(Data items)
★ ★ ★ ★ ★ ★ ★
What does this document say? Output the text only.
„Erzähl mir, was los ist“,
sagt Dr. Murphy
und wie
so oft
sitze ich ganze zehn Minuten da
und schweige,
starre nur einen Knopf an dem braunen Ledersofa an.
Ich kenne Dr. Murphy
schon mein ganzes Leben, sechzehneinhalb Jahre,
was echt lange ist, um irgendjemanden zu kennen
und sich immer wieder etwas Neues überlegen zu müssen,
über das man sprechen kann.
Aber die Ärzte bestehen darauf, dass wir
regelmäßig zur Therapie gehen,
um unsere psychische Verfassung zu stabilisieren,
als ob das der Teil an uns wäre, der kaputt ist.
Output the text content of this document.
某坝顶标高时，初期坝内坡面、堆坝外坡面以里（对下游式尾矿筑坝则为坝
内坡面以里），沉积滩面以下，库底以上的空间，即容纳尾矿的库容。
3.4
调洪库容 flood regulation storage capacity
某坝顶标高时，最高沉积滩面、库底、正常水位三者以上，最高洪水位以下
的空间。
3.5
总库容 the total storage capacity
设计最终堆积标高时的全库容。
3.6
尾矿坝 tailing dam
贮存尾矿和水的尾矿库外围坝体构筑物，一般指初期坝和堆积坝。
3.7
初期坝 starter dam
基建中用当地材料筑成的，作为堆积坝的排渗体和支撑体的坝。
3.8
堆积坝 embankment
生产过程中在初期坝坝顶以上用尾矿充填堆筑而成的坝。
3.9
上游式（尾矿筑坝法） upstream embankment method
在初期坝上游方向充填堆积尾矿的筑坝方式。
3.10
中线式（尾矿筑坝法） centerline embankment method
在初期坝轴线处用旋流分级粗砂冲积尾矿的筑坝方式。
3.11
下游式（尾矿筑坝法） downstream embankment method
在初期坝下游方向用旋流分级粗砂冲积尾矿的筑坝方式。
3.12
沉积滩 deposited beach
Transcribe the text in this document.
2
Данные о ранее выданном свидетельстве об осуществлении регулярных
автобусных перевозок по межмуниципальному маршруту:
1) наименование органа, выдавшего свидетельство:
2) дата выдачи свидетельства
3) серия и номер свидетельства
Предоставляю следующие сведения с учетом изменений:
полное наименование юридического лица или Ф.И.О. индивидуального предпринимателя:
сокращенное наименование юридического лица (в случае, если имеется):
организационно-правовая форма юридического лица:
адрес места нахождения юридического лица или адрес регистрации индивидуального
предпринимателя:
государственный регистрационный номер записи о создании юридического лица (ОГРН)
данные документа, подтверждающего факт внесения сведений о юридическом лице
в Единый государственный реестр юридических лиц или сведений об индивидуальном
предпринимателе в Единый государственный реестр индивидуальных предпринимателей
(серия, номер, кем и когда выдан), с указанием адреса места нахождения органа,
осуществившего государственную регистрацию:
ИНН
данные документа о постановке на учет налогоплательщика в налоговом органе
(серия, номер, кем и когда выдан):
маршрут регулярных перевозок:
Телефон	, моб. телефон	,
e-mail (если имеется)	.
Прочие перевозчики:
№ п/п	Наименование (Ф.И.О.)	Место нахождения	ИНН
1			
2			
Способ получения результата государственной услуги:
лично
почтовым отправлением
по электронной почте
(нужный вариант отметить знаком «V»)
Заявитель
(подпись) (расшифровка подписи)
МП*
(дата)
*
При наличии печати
★ ★ ★ ★ ★ ★ ★
Return every entry exactly as given.

Solution to this exercise:
What does this document say? Output the text only.
„Erzähl mir, was los ist“,
sagt Dr. Murphy
und wie
so oft
sitze ich ganze zehn Minuten da
und schweige,
starre nur einen Knopf an dem braunen Ledersofa an.
Ich kenne Dr. Murphy
schon mein ganzes Leben, sechzehneinhalb Jahre,
was echt lange ist, um irgendjemanden zu kennen
und sich immer wieder etwas Neues überlegen zu müssen,
über das man sprechen kann.
Aber die Ärzte bestehen darauf, dass wir
regelmäßig zur Therapie gehen,
um unsere psychische Verfassung zu stabilisieren,
als ob das der Teil an uns wäre, der kaputt ist.
Output the text content of this document.
某坝顶标高时，初期坝内坡面、堆坝外坡面以里（对下游式尾矿筑坝则为坝
内坡面以里），沉积滩面以下，库底以上的空间，即容纳尾矿的库容。
3.4
调洪库容 flood regulation storage capacity
某坝顶标高时，最高沉积滩面、库底、正常水位三者以上，最高洪水位以下
的空间。
3.5
总库容 the total storage capacity
设计最终堆积标高时的全库容。
3.6
尾矿坝 tailing dam
贮存尾矿和水的尾矿库外围坝体构筑物，一般指初期坝和堆积坝。
3.7
初期坝 starter dam
基建中用当地材料筑成的，作为堆积坝的排渗体和支撑体的坝。
3.8
堆积坝 embankment
生产过程中在初期坝坝顶以上用尾矿充填堆筑而成的坝。
3.9
上游式（尾矿筑坝法） upstream embankment method
在初期坝上游方向充填堆积尾矿的筑坝方式。
3.10
中线式（尾矿筑坝法） centerline embankment method
在初期坝轴线处用旋流分级粗砂冲积尾矿的筑坝方式。
3.11
下游式（尾矿筑坝法） downstream embankment method
在初期坝下游方向用旋流分级粗砂冲积尾矿的筑坝方式。
3.12
沉积滩 deposited beach
Transcribe the text in this document.
2
Данные о ранее выданном свидетельстве об осуществлении регулярных
автобусных перевозок по межмуниципальному маршруту:
1) наименование органа, выдавшего свидетельство:
2) дата выдачи свидетельства
3) серия и номер свидетельства
Предоставляю следующие сведения с учетом изменений:
полное наименование юридического лица или Ф.И.О. индивидуального предпринимателя:
сокращенное наименование юридического лица (в случае, если имеется):
организационно-правовая форма юридического лица:
адрес места нахождения юридического лица или адрес регистрации индивидуального
предпринимателя:
государственный регистрационный номер записи о создании юридического лица (ОГРН)
данные документа, подтверждающего факт внесения сведений о юридическом лице
в Единый государственный реестр юридических лиц или сведений об индивидуальном
предпринимателе в Единый государственный реестр индивидуальных предпринимателей
(серия, номер, кем и когда выдан), с указанием адреса места нахождения органа,
осуществившего государственную регистрацию:
ИНН
данные документа о постановке на учет налогоплательщика в налоговом органе
(серия, номер, кем и когда выдан):
маршрут регулярных перевозок:
Телефон	, моб. телефон	,
e-mail (если имеется)	.
Прочие перевозчики:
№ п/п	Наименование (Ф.И.О.)	Место нахождения	ИНН
1			
2			
Способ получения результата государственной услуги:
лично
почтовым отправлением
по электронной почте
(нужный вариант отметить знаком «V»)
Заявитель
(подпись) (расшифровка подписи)
МП*
(дата)
*
При наличии печати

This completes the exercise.